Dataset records

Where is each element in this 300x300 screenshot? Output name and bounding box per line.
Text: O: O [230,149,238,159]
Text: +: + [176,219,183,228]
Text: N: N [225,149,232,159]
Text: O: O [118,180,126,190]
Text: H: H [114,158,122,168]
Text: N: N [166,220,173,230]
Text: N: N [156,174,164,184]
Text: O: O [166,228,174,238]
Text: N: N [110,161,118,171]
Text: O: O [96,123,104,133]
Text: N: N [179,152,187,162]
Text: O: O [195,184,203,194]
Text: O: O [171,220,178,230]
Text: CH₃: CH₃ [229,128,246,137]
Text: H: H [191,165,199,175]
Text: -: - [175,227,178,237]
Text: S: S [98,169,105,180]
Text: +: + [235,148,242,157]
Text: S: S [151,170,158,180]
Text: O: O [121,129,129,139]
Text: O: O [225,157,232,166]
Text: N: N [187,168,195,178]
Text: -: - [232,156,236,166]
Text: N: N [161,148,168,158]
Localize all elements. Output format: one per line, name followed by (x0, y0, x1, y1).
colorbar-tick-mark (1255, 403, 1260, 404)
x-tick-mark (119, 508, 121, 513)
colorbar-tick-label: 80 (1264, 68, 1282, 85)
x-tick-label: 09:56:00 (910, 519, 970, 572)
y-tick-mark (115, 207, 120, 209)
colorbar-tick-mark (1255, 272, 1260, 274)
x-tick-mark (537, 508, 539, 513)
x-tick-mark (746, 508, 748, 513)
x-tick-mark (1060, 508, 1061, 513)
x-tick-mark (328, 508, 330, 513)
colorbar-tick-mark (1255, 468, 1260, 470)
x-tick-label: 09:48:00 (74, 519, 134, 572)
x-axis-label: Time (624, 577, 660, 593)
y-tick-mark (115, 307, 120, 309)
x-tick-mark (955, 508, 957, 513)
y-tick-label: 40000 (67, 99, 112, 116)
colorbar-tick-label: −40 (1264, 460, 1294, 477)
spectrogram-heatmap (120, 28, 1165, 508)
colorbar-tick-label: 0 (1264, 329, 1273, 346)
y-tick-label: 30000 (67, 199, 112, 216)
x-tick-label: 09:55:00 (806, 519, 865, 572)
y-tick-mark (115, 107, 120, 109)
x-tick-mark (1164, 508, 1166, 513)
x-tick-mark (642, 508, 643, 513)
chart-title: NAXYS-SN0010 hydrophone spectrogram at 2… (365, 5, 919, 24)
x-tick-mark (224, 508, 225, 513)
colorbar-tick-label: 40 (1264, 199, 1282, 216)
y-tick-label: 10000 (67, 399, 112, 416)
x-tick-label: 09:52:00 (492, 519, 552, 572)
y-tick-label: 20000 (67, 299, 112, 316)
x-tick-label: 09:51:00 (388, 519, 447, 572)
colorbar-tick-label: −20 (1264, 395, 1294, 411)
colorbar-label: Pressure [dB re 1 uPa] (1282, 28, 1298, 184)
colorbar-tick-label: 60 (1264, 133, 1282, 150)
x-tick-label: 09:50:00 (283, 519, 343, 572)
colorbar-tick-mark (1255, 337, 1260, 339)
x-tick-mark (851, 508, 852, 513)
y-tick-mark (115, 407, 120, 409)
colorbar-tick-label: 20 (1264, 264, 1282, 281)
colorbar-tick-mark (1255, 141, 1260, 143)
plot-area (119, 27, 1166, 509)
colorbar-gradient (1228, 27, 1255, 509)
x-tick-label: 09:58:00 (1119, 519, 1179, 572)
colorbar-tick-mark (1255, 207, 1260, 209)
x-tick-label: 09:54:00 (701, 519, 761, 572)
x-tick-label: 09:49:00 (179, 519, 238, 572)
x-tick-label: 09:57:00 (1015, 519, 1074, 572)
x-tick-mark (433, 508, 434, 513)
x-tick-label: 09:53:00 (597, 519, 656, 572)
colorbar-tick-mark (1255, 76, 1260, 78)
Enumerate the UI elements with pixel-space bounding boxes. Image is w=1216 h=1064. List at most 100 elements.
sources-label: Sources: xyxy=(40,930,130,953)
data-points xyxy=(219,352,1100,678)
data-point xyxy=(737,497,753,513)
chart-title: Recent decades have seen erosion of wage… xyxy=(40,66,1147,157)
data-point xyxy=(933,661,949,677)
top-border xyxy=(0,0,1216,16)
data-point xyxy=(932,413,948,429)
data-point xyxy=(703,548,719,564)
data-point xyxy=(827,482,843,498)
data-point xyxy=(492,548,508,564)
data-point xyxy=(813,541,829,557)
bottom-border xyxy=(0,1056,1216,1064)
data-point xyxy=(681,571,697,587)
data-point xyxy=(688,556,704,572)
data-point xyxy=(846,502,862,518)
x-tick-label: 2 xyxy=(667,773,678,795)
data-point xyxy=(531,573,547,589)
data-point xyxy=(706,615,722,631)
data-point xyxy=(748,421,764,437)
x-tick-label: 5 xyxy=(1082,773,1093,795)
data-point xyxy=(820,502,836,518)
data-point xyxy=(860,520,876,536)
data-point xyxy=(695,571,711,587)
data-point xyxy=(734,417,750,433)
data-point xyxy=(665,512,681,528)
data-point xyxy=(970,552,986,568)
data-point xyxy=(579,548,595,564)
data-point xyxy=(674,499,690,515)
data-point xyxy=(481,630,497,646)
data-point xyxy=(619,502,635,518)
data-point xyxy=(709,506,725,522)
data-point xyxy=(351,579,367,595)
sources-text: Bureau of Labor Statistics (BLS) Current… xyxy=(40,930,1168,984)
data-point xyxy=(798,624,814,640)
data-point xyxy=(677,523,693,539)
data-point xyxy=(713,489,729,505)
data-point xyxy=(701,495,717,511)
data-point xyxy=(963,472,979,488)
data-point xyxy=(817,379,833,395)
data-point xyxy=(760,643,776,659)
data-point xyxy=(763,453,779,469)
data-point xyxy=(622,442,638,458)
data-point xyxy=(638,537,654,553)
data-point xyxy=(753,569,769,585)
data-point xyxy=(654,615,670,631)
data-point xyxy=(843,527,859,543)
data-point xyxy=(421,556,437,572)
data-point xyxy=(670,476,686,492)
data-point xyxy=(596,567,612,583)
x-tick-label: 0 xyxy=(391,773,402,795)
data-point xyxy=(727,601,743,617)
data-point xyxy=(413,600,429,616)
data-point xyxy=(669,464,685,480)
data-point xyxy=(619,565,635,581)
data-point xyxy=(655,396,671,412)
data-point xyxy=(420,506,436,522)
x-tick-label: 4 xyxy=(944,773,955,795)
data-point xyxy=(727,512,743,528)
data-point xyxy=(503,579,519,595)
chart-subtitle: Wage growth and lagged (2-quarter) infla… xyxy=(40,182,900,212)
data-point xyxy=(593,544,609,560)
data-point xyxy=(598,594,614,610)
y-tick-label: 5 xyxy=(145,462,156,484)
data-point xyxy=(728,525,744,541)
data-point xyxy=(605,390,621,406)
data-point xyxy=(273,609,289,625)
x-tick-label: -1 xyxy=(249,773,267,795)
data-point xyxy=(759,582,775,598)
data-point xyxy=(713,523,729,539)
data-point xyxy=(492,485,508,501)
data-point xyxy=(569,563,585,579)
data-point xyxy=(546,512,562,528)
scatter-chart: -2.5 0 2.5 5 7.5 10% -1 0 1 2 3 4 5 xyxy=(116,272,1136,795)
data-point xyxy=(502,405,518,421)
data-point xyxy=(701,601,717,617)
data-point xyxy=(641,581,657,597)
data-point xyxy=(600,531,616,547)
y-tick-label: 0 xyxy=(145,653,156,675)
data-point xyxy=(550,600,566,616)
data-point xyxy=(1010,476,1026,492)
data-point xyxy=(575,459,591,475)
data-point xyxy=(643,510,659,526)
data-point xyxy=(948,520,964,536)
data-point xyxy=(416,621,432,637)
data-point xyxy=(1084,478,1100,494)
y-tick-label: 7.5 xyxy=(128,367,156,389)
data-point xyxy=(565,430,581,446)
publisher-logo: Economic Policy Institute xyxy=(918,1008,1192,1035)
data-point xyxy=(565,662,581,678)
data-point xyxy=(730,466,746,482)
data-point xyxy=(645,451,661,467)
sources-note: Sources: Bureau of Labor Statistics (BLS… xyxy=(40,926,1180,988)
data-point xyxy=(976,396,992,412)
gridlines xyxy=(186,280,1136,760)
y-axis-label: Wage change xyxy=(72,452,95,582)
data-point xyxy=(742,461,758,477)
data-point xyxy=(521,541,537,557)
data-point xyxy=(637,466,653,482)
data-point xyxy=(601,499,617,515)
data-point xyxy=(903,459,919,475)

TASK DESCRIPTION
Transcribe every line from the start of the records through the line containing "x-tick-label: 09:55:00 (806, 519, 865, 572)", inclusive, reproducing each one precisely.

WRITTEN ANSWER
Where is each element in this 300x300 screenshot? Output name and bounding box per line.
Text: O: O [230,149,238,159]
Text: +: + [176,219,183,228]
Text: N: N [225,149,232,159]
Text: O: O [118,180,126,190]
Text: H: H [114,158,122,168]
Text: N: N [166,220,173,230]
Text: N: N [156,174,164,184]
Text: O: O [166,228,174,238]
Text: N: N [110,161,118,171]
Text: O: O [96,123,104,133]
Text: N: N [179,152,187,162]
Text: O: O [195,184,203,194]
Text: O: O [171,220,178,230]
Text: CH₃: CH₃ [229,128,246,137]
Text: H: H [191,165,199,175]
Text: -: - [175,227,178,237]
Text: S: S [98,169,105,180]
Text: +: + [235,148,242,157]
Text: S: S [151,170,158,180]
Text: O: O [121,129,129,139]
Text: O: O [225,157,232,166]
Text: N: N [187,168,195,178]
Text: -: - [232,156,236,166]
Text: N: N [161,148,168,158]
Localize all elements. Output format: one per line, name followed by (x0, y0, x1, y1).
colorbar-tick-mark (1255, 403, 1260, 404)
x-tick-mark (119, 508, 121, 513)
colorbar-tick-label: 80 (1264, 68, 1282, 85)
x-tick-label: 09:56:00 (910, 519, 970, 572)
y-tick-mark (115, 207, 120, 209)
colorbar-tick-mark (1255, 272, 1260, 274)
x-tick-mark (537, 508, 539, 513)
x-tick-mark (746, 508, 748, 513)
x-tick-mark (1060, 508, 1061, 513)
x-tick-mark (328, 508, 330, 513)
colorbar-tick-mark (1255, 468, 1260, 470)
x-tick-label: 09:48:00 (74, 519, 134, 572)
x-axis-label: Time (624, 577, 660, 593)
y-tick-mark (115, 307, 120, 309)
x-tick-mark (955, 508, 957, 513)
y-tick-label: 40000 (67, 99, 112, 116)
colorbar-tick-label: −40 (1264, 460, 1294, 477)
spectrogram-heatmap (120, 28, 1165, 508)
colorbar-tick-label: 0 (1264, 329, 1273, 346)
y-tick-label: 30000 (67, 199, 112, 216)
x-tick-label: 09:55:00 (806, 519, 865, 572)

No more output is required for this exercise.